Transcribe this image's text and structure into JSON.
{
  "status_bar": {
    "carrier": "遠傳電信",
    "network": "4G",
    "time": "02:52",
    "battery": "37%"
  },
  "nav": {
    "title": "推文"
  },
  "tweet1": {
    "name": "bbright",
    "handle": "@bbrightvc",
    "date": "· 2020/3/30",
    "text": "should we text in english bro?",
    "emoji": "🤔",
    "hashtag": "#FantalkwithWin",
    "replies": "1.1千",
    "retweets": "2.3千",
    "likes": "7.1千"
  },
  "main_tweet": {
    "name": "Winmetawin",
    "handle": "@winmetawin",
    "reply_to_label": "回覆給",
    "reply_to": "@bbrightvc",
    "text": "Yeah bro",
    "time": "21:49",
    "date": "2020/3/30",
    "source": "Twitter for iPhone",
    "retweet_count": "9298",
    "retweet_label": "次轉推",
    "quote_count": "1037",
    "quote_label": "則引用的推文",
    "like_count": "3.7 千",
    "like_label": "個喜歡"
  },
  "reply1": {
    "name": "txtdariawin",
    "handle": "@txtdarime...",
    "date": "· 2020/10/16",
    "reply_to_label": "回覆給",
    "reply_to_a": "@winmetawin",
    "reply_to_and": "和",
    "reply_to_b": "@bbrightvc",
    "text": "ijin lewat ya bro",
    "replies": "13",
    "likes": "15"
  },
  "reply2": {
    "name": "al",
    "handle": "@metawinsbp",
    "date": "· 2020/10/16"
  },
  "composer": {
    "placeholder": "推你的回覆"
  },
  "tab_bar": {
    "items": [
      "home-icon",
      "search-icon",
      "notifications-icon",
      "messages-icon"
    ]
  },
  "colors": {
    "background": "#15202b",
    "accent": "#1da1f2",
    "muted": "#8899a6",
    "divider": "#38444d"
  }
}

++++++++

Do this
Write the data from above out again, exactly.

Exercise solution
Transcribe this image's text and structure into JSON.
{
  "status_bar": {
    "carrier": "遠傳電信",
    "network": "4G",
    "time": "02:52",
    "battery": "37%"
  },
  "nav": {
    "title": "推文"
  },
  "tweet1": {
    "name": "bbright",
    "handle": "@bbrightvc",
    "date": "· 2020/3/30",
    "text": "should we text in english bro?",
    "emoji": "🤔",
    "hashtag": "#FantalkwithWin",
    "replies": "1.1千",
    "retweets": "2.3千",
    "likes": "7.1千"
  },
  "main_tweet": {
    "name": "Winmetawin",
    "handle": "@winmetawin",
    "reply_to_label": "回覆給",
    "reply_to": "@bbrightvc",
    "text": "Yeah bro",
    "time": "21:49",
    "date": "2020/3/30",
    "source": "Twitter for iPhone",
    "retweet_count": "9298",
    "retweet_label": "次轉推",
    "quote_count": "1037",
    "quote_label": "則引用的推文",
    "like_count": "3.7 千",
    "like_label": "個喜歡"
  },
  "reply1": {
    "name": "txtdariawin",
    "handle": "@txtdarime...",
    "date": "· 2020/10/16",
    "reply_to_label": "回覆給",
    "reply_to_a": "@winmetawin",
    "reply_to_and": "和",
    "reply_to_b": "@bbrightvc",
    "text": "ijin lewat ya bro",
    "replies": "13",
    "likes": "15"
  },
  "reply2": {
    "name": "al",
    "handle": "@metawinsbp",
    "date": "· 2020/10/16"
  },
  "composer": {
    "placeholder": "推你的回覆"
  },
  "tab_bar": {
    "items": [
      "home-icon",
      "search-icon",
      "notifications-icon",
      "messages-icon"
    ]
  },
  "colors": {
    "background": "#15202b",
    "accent": "#1da1f2",
    "muted": "#8899a6",
    "divider": "#38444d"
  }
}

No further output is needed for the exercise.